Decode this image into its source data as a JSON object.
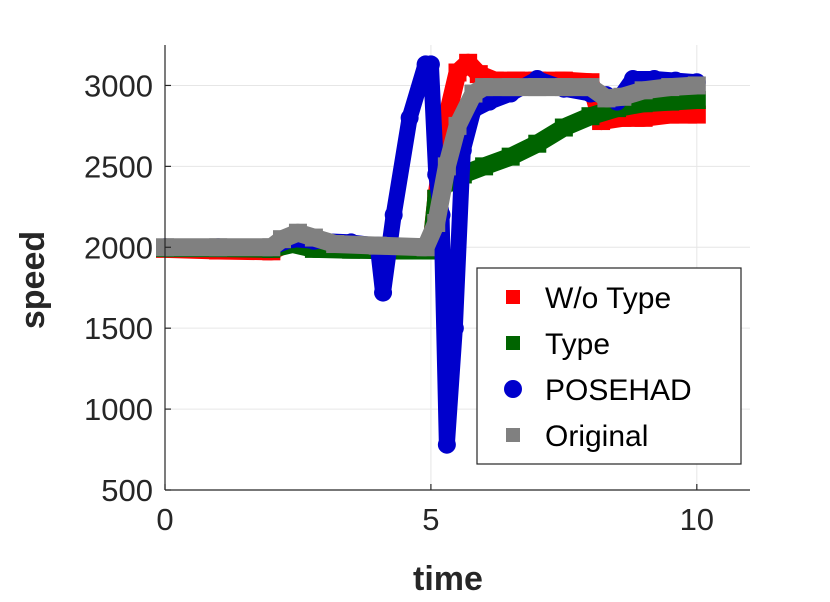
{
  "chart_data": {
    "type": "line",
    "title": "",
    "xlabel": "time",
    "ylabel": "speed",
    "xlim": [
      0,
      11
    ],
    "ylim": [
      500,
      3250
    ],
    "xticks": [
      0,
      5,
      10
    ],
    "xtick_labels": [
      "0",
      "5",
      "10"
    ],
    "yticks": [
      500,
      1000,
      1500,
      2000,
      2500,
      3000
    ],
    "ytick_labels": [
      "500",
      "1000",
      "1500",
      "2000",
      "2500",
      "3000"
    ],
    "grid": true,
    "legend_position": "bottom-right",
    "series": [
      {
        "name": "W/o Type",
        "color": "#ff0000",
        "marker": "square",
        "x": [
          0,
          1,
          2,
          2.4,
          2.8,
          3.5,
          4.5,
          5.0,
          5.1,
          5.3,
          5.5,
          5.7,
          5.9,
          6.2,
          6.6,
          7,
          7.5,
          8.0,
          8.2,
          8.6,
          9,
          9.5,
          10
        ],
        "y": [
          1990,
          1980,
          1975,
          2040,
          2030,
          2010,
          2000,
          1990,
          2300,
          2800,
          3080,
          3140,
          3070,
          3030,
          3030,
          3030,
          3030,
          3020,
          2780,
          2800,
          2800,
          2820,
          2820
        ]
      },
      {
        "name": "Type",
        "color": "#006400",
        "marker": "square",
        "x": [
          0,
          1,
          2,
          2.4,
          2.8,
          3.5,
          4.5,
          5.0,
          5.1,
          5.3,
          5.6,
          6.0,
          6.5,
          7,
          7.5,
          8,
          8.5,
          9,
          9.5,
          10
        ],
        "y": [
          1995,
          1995,
          1990,
          2020,
          1990,
          1985,
          1980,
          1980,
          2300,
          2400,
          2450,
          2500,
          2560,
          2640,
          2740,
          2810,
          2860,
          2890,
          2900,
          2910
        ]
      },
      {
        "name": "POSEHAD",
        "color": "#0000cc",
        "marker": "circle",
        "x": [
          0,
          1,
          2,
          2.4,
          2.8,
          3.5,
          4.0,
          4.1,
          4.3,
          4.6,
          4.9,
          5.0,
          5.1,
          5.2,
          5.3,
          5.45,
          5.6,
          5.8,
          6.1,
          6.5,
          7.0,
          7.5,
          8.0,
          8.3,
          8.5,
          8.8,
          9.2,
          9.6,
          10
        ],
        "y": [
          2000,
          2000,
          2000,
          2050,
          2040,
          2030,
          2010,
          1720,
          2200,
          2800,
          3130,
          3130,
          2450,
          2200,
          780,
          1500,
          2600,
          2850,
          2900,
          2950,
          3040,
          2980,
          2950,
          2940,
          2900,
          3040,
          3040,
          3030,
          3020
        ]
      },
      {
        "name": "Original",
        "color": "#808080",
        "marker": "square",
        "x": [
          0,
          1,
          2,
          2.2,
          2.5,
          2.8,
          3.2,
          4.0,
          4.9,
          5.1,
          5.3,
          5.5,
          5.8,
          6.0,
          6.5,
          7,
          7.5,
          8.0,
          8.3,
          8.6,
          9,
          9.5,
          10
        ],
        "y": [
          2000,
          2000,
          2000,
          2050,
          2090,
          2060,
          2020,
          2010,
          2000,
          2150,
          2500,
          2750,
          2950,
          2990,
          2990,
          2990,
          2990,
          2990,
          2920,
          2930,
          2970,
          2990,
          3000
        ]
      }
    ]
  }
}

_Exercise instructions_: Each entry must be retyped word for word, with every image omitted.

_Full solution_:
Decode this image into its source data as a JSON object.
{
  "chart_data": {
    "type": "line",
    "title": "",
    "xlabel": "time",
    "ylabel": "speed",
    "xlim": [
      0,
      11
    ],
    "ylim": [
      500,
      3250
    ],
    "xticks": [
      0,
      5,
      10
    ],
    "xtick_labels": [
      "0",
      "5",
      "10"
    ],
    "yticks": [
      500,
      1000,
      1500,
      2000,
      2500,
      3000
    ],
    "ytick_labels": [
      "500",
      "1000",
      "1500",
      "2000",
      "2500",
      "3000"
    ],
    "grid": true,
    "legend_position": "bottom-right",
    "series": [
      {
        "name": "W/o Type",
        "color": "#ff0000",
        "marker": "square",
        "x": [
          0,
          1,
          2,
          2.4,
          2.8,
          3.5,
          4.5,
          5.0,
          5.1,
          5.3,
          5.5,
          5.7,
          5.9,
          6.2,
          6.6,
          7,
          7.5,
          8.0,
          8.2,
          8.6,
          9,
          9.5,
          10
        ],
        "y": [
          1990,
          1980,
          1975,
          2040,
          2030,
          2010,
          2000,
          1990,
          2300,
          2800,
          3080,
          3140,
          3070,
          3030,
          3030,
          3030,
          3030,
          3020,
          2780,
          2800,
          2800,
          2820,
          2820
        ]
      },
      {
        "name": "Type",
        "color": "#006400",
        "marker": "square",
        "x": [
          0,
          1,
          2,
          2.4,
          2.8,
          3.5,
          4.5,
          5.0,
          5.1,
          5.3,
          5.6,
          6.0,
          6.5,
          7,
          7.5,
          8,
          8.5,
          9,
          9.5,
          10
        ],
        "y": [
          1995,
          1995,
          1990,
          2020,
          1990,
          1985,
          1980,
          1980,
          2300,
          2400,
          2450,
          2500,
          2560,
          2640,
          2740,
          2810,
          2860,
          2890,
          2900,
          2910
        ]
      },
      {
        "name": "POSEHAD",
        "color": "#0000cc",
        "marker": "circle",
        "x": [
          0,
          1,
          2,
          2.4,
          2.8,
          3.5,
          4.0,
          4.1,
          4.3,
          4.6,
          4.9,
          5.0,
          5.1,
          5.2,
          5.3,
          5.45,
          5.6,
          5.8,
          6.1,
          6.5,
          7.0,
          7.5,
          8.0,
          8.3,
          8.5,
          8.8,
          9.2,
          9.6,
          10
        ],
        "y": [
          2000,
          2000,
          2000,
          2050,
          2040,
          2030,
          2010,
          1720,
          2200,
          2800,
          3130,
          3130,
          2450,
          2200,
          780,
          1500,
          2600,
          2850,
          2900,
          2950,
          3040,
          2980,
          2950,
          2940,
          2900,
          3040,
          3040,
          3030,
          3020
        ]
      },
      {
        "name": "Original",
        "color": "#808080",
        "marker": "square",
        "x": [
          0,
          1,
          2,
          2.2,
          2.5,
          2.8,
          3.2,
          4.0,
          4.9,
          5.1,
          5.3,
          5.5,
          5.8,
          6.0,
          6.5,
          7,
          7.5,
          8.0,
          8.3,
          8.6,
          9,
          9.5,
          10
        ],
        "y": [
          2000,
          2000,
          2000,
          2050,
          2090,
          2060,
          2020,
          2010,
          2000,
          2150,
          2500,
          2750,
          2950,
          2990,
          2990,
          2990,
          2990,
          2990,
          2920,
          2930,
          2970,
          2990,
          3000
        ]
      }
    ]
  }
}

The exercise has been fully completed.